- [Exercise objective]: Can you find the lines of the listing that include "services" and copy every one?

- [Exercise data]:
*****

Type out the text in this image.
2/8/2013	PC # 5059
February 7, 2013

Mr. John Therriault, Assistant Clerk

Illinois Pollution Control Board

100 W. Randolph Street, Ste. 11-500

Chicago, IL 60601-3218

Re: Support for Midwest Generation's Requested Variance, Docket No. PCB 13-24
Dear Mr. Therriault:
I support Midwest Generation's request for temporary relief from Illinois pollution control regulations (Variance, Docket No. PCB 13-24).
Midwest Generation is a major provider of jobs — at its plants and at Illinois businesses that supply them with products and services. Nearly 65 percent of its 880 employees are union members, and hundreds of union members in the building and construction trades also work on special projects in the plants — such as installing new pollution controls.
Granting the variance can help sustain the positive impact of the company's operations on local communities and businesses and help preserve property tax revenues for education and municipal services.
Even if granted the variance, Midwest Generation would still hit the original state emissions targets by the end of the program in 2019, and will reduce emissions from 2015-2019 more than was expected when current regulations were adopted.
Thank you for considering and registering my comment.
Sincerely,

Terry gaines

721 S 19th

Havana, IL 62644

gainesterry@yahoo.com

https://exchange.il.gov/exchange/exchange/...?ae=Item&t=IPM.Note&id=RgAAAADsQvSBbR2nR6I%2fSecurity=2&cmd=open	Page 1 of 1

*****

- [Task result]:
Midwest Generation is a major provider of jobs — at its plants and at Illinois businesses that supply them with products and services. Nearly 65 percent of its 880 employees are union members, and hundreds of union members in the building and construction trades also work on special projects in the plants — such as installing new pollution controls.
Granting the variance can help sustain the positive impact of the company's operations on local communities and businesses and help preserve property tax revenues for education and municipal services.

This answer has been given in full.